Output the entries below exactly as written, omitting pictures.

Data listing
========================

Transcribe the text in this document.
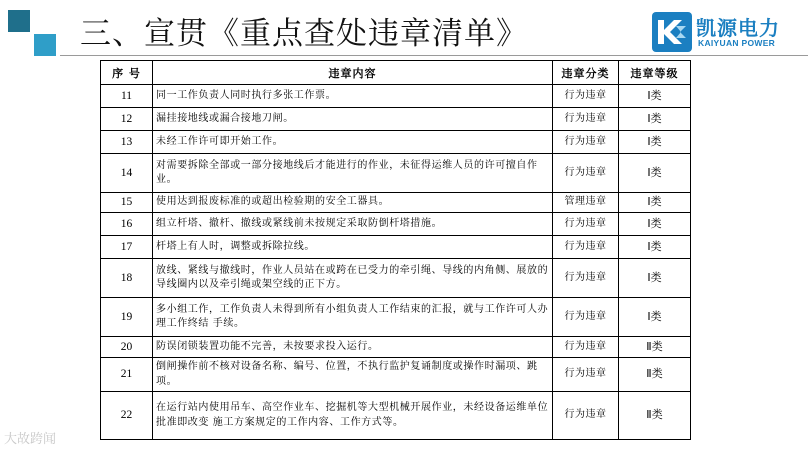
三、宣贯《重点查处违章清单》	凯源电力
KAIYUAN POWER
序 号	违章内容	违章分类	违章等级
11	同一工作负责人同时执行多张工作票。	行为违章	Ⅰ类
12	漏挂接地线或漏合接地刀闸。	行为违章	Ⅰ类
13	未经工作许可即开始工作。	行为违章	Ⅰ类
14	对需要拆除全部或一部分接地线后才能进行的作业，未征得运维人员的许可擅自作业。	行为违章	Ⅰ类
15	使用达到报废标准的或超出检验期的安全工器具。	管理违章	Ⅰ类
16	组立杆塔、撤杆、撤线或紧线前未按规定采取防倒杆塔措施。	行为违章	Ⅰ类
17	杆塔上有人时，调整或拆除拉线。	行为违章	Ⅰ类
18	放线、紧线与撤线时，作业人员站在或跨在已受力的牵引绳、导线的内角侧、展放的导线圈内以及牵引绳或架空线的正下方。	行为违章	Ⅰ类
19	多小组工作，工作负责人未得到所有小组负责人工作结束的汇报，就与工作许可人办理工作终结 手续。	行为违章	Ⅰ类
20	防误闭锁装置功能不完善，未按要求投入运行。	行为违章	Ⅱ类
21	倒闸操作前不核对设备名称、编号、位置，不执行监护复诵制度或操作时漏项、跳项。	行为违章	Ⅱ类
22	在运行站内使用吊车、高空作业车、挖掘机等大型机械开展作业，未经设备运维单位批准即改变 施工方案规定的工作内容、工作方式等。	行为违章	Ⅱ类
大故跨闻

========================

Answer
Transcribe the text in this document.
三、宣贯《重点查处违章清单》	凯源电力
KAIYUAN POWER
序 号	违章内容	违章分类	违章等级
11	同一工作负责人同时执行多张工作票。	行为违章	Ⅰ类
12	漏挂接地线或漏合接地刀闸。	行为违章	Ⅰ类
13	未经工作许可即开始工作。	行为违章	Ⅰ类
14	对需要拆除全部或一部分接地线后才能进行的作业，未征得运维人员的许可擅自作业。	行为违章	Ⅰ类
15	使用达到报废标准的或超出检验期的安全工器具。	管理违章	Ⅰ类
16	组立杆塔、撤杆、撤线或紧线前未按规定采取防倒杆塔措施。	行为违章	Ⅰ类
17	杆塔上有人时，调整或拆除拉线。	行为违章	Ⅰ类
18	放线、紧线与撤线时，作业人员站在或跨在已受力的牵引绳、导线的内角侧、展放的导线圈内以及牵引绳或架空线的正下方。	行为违章	Ⅰ类
19	多小组工作，工作负责人未得到所有小组负责人工作结束的汇报，就与工作许可人办理工作终结 手续。	行为违章	Ⅰ类
20	防误闭锁装置功能不完善，未按要求投入运行。	行为违章	Ⅱ类
21	倒闸操作前不核对设备名称、编号、位置，不执行监护复诵制度或操作时漏项、跳项。	行为违章	Ⅱ类
22	在运行站内使用吊车、高空作业车、挖掘机等大型机械开展作业，未经设备运维单位批准即改变 施工方案规定的工作内容、工作方式等。	行为违章	Ⅱ类
大故跨闻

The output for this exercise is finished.